Data extracted from a collection:
======

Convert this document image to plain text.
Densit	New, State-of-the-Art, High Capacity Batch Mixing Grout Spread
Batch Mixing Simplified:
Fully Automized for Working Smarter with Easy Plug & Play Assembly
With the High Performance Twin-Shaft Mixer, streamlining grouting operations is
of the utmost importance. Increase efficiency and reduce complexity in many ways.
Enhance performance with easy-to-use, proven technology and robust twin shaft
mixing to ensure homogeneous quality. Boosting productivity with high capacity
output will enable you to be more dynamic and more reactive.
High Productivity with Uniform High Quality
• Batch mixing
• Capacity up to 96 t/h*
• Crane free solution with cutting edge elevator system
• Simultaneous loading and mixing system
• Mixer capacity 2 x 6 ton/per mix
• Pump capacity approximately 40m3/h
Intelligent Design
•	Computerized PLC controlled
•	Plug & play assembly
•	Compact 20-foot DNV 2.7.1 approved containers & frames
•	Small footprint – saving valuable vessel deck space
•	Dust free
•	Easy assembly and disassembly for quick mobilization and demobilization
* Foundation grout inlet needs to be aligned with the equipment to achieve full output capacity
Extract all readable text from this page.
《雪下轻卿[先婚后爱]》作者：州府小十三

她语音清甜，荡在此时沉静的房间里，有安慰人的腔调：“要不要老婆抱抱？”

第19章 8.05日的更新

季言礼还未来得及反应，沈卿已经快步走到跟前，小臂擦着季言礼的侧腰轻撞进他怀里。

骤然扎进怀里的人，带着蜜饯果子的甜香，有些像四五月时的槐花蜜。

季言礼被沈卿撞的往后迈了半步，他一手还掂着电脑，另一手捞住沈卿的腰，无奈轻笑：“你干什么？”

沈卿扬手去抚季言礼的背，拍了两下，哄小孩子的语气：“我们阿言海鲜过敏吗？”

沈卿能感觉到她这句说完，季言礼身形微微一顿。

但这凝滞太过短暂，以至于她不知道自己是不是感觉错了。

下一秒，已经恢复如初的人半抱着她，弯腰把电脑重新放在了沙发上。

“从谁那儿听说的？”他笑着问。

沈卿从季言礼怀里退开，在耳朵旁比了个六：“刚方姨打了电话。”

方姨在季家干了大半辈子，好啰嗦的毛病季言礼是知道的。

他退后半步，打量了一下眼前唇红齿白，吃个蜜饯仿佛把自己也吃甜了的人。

======

EXERCISE DIRECTIONS
Take the lines above and retype all of them exactly.

TASK RESULT
Convert this document image to plain text.
Densit	New, State-of-the-Art, High Capacity Batch Mixing Grout Spread
Batch Mixing Simplified:
Fully Automized for Working Smarter with Easy Plug & Play Assembly
With the High Performance Twin-Shaft Mixer, streamlining grouting operations is
of the utmost importance. Increase efficiency and reduce complexity in many ways.
Enhance performance with easy-to-use, proven technology and robust twin shaft
mixing to ensure homogeneous quality. Boosting productivity with high capacity
output will enable you to be more dynamic and more reactive.
High Productivity with Uniform High Quality
• Batch mixing
• Capacity up to 96 t/h*
• Crane free solution with cutting edge elevator system
• Simultaneous loading and mixing system
• Mixer capacity 2 x 6 ton/per mix
• Pump capacity approximately 40m3/h
Intelligent Design
•	Computerized PLC controlled
•	Plug & play assembly
•	Compact 20-foot DNV 2.7.1 approved containers & frames
•	Small footprint – saving valuable vessel deck space
•	Dust free
•	Easy assembly and disassembly for quick mobilization and demobilization
* Foundation grout inlet needs to be aligned with the equipment to achieve full output capacity
Extract all readable text from this page.
《雪下轻卿[先婚后爱]》作者：州府小十三

她语音清甜，荡在此时沉静的房间里，有安慰人的腔调：“要不要老婆抱抱？”

第19章 8.05日的更新

季言礼还未来得及反应，沈卿已经快步走到跟前，小臂擦着季言礼的侧腰轻撞进他怀里。

骤然扎进怀里的人，带着蜜饯果子的甜香，有些像四五月时的槐花蜜。

季言礼被沈卿撞的往后迈了半步，他一手还掂着电脑，另一手捞住沈卿的腰，无奈轻笑：“你干什么？”

沈卿扬手去抚季言礼的背，拍了两下，哄小孩子的语气：“我们阿言海鲜过敏吗？”

沈卿能感觉到她这句说完，季言礼身形微微一顿。

但这凝滞太过短暂，以至于她不知道自己是不是感觉错了。

下一秒，已经恢复如初的人半抱着她，弯腰把电脑重新放在了沙发上。

“从谁那儿听说的？”他笑着问。

沈卿从季言礼怀里退开，在耳朵旁比了个六：“刚方姨打了电话。”

方姨在季家干了大半辈子，好啰嗦的毛病季言礼是知道的。

他退后半步，打量了一下眼前唇红齿白，吃个蜜饯仿佛把自己也吃甜了的人。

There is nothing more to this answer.